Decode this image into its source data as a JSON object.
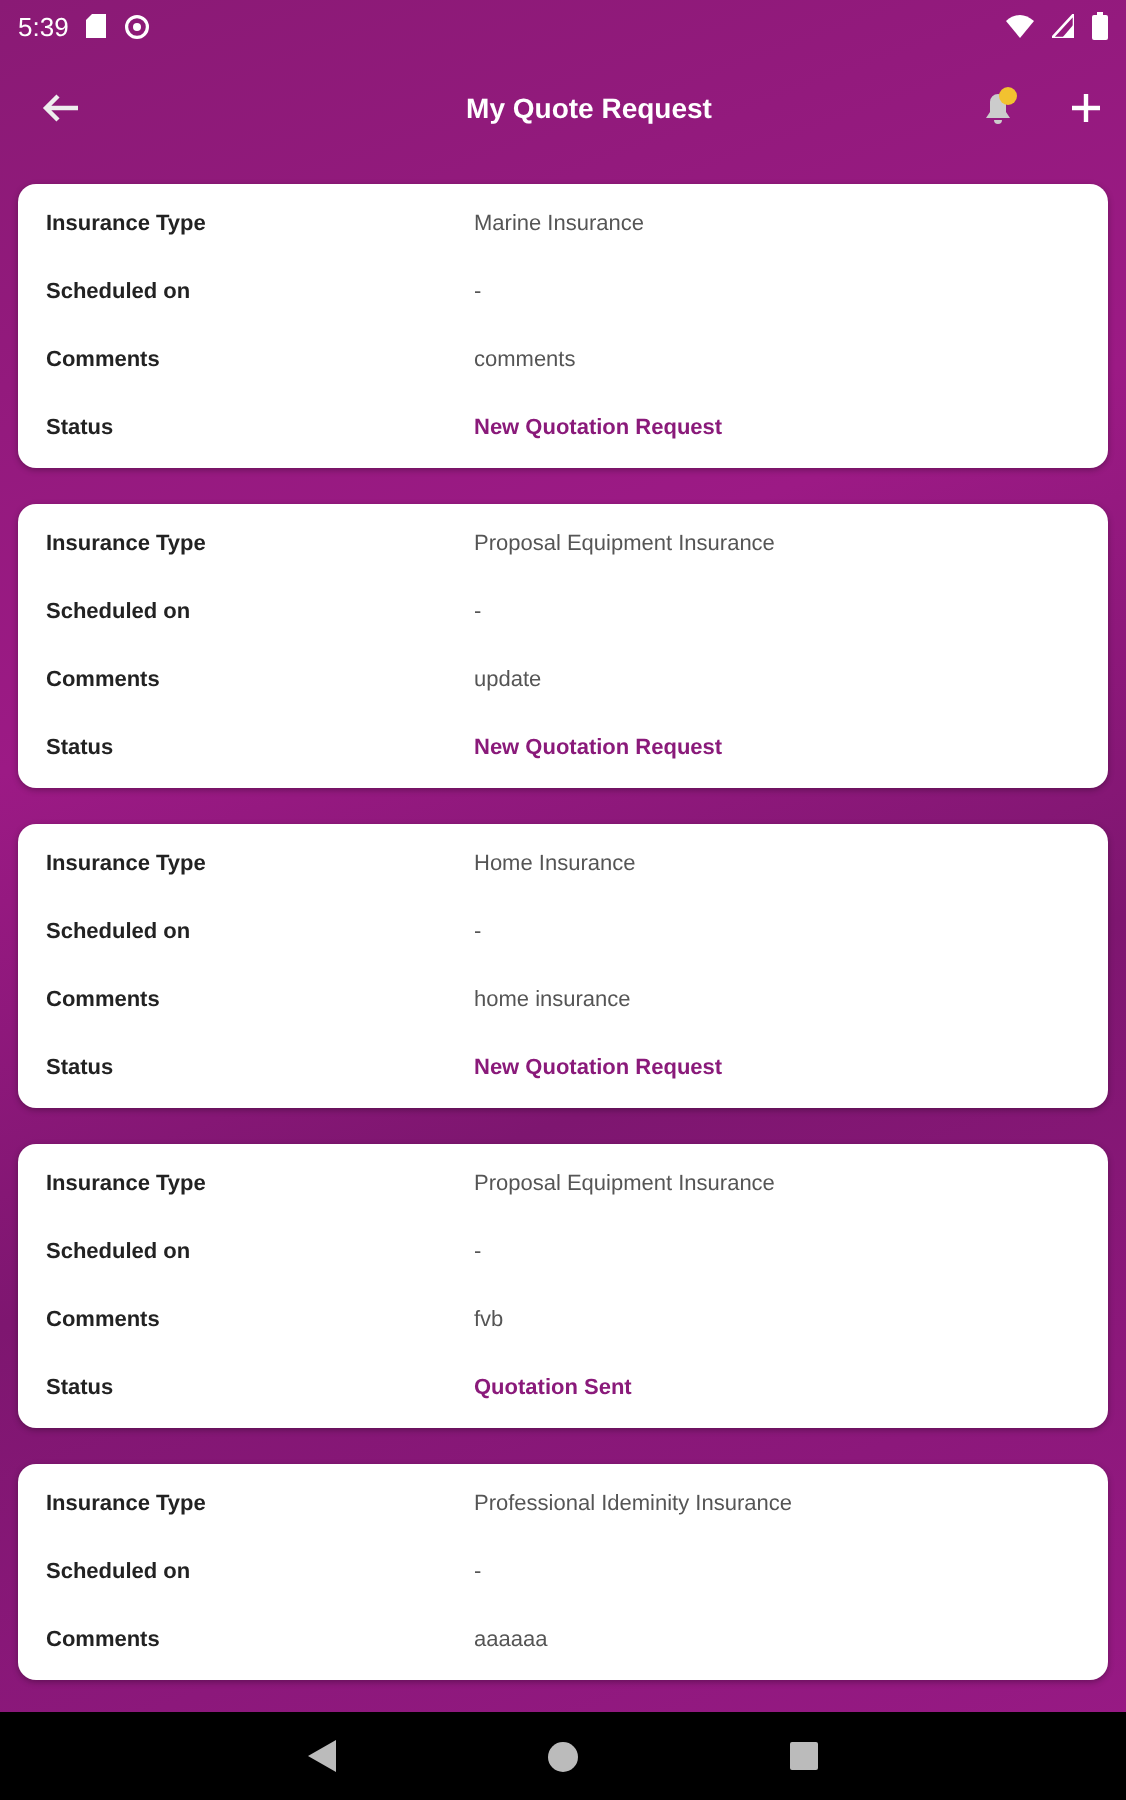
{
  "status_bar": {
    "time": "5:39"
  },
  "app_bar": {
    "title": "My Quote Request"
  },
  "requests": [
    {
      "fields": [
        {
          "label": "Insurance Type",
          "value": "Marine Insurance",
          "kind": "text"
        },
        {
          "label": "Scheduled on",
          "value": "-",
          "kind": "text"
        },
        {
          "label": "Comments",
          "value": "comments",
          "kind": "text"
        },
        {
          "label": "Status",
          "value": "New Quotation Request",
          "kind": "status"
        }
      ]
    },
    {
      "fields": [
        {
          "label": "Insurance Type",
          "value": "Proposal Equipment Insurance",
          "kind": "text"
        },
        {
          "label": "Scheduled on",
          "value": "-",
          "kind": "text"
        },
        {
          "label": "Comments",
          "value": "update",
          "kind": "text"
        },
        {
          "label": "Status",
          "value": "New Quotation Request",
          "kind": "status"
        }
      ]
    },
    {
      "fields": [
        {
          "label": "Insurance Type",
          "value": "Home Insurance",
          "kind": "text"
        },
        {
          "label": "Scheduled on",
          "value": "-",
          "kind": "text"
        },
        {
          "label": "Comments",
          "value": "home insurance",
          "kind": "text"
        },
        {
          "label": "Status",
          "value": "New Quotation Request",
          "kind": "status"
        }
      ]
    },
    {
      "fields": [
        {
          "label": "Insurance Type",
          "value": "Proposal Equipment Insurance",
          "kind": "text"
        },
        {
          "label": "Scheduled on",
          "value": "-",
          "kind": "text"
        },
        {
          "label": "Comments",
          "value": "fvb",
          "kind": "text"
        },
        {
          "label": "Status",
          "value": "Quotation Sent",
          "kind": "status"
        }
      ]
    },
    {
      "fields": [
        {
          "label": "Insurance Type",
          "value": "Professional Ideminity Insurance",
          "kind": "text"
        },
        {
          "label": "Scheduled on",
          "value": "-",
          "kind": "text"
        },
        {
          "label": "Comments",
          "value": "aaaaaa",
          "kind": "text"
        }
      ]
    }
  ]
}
━━━━━━━━
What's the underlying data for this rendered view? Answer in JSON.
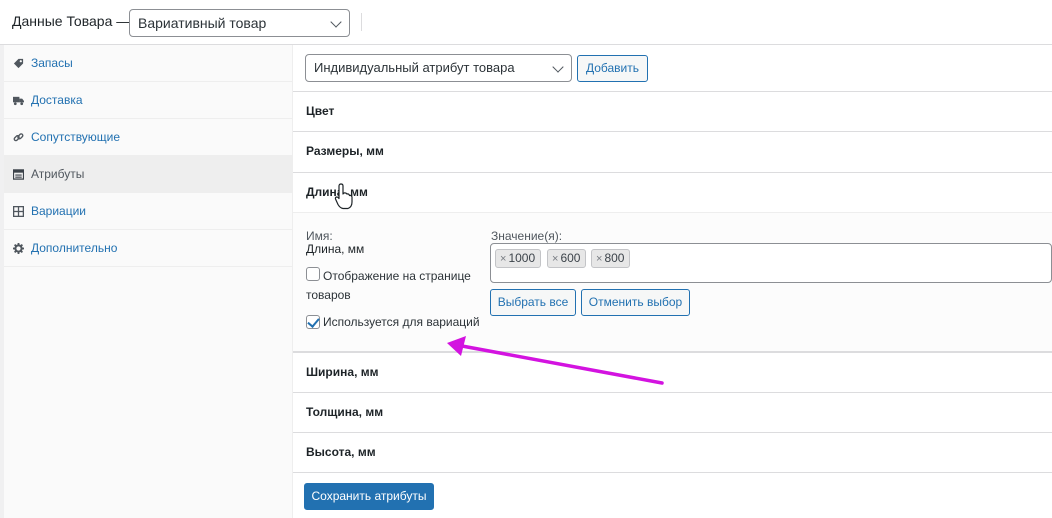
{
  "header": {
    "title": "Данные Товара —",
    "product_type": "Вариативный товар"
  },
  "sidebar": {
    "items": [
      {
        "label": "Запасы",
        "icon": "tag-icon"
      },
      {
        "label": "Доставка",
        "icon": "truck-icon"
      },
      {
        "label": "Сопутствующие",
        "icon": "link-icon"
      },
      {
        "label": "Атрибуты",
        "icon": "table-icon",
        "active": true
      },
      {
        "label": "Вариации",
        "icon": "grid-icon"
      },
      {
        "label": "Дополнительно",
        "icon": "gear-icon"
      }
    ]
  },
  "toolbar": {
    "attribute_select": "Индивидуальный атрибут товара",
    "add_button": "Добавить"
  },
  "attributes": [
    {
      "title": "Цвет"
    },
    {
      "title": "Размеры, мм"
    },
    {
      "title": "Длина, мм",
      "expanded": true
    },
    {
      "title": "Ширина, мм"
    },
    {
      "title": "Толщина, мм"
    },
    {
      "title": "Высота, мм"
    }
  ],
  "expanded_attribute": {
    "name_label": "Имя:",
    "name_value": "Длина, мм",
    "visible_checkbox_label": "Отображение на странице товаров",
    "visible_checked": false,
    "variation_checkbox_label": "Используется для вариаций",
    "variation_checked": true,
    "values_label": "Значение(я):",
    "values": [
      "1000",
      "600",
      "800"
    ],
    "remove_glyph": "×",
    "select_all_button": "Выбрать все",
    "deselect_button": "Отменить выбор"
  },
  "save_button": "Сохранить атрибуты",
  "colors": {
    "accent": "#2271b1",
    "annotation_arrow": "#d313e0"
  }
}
━━━━━━━━
_THE TASK_
Note every line above where the string "data" shows up, and copy those lines.

_WRITTEN SOLUTION_
Decode this image into its source data as a JSON object.
What's the underlying data for this rendered view? Answer in JSON.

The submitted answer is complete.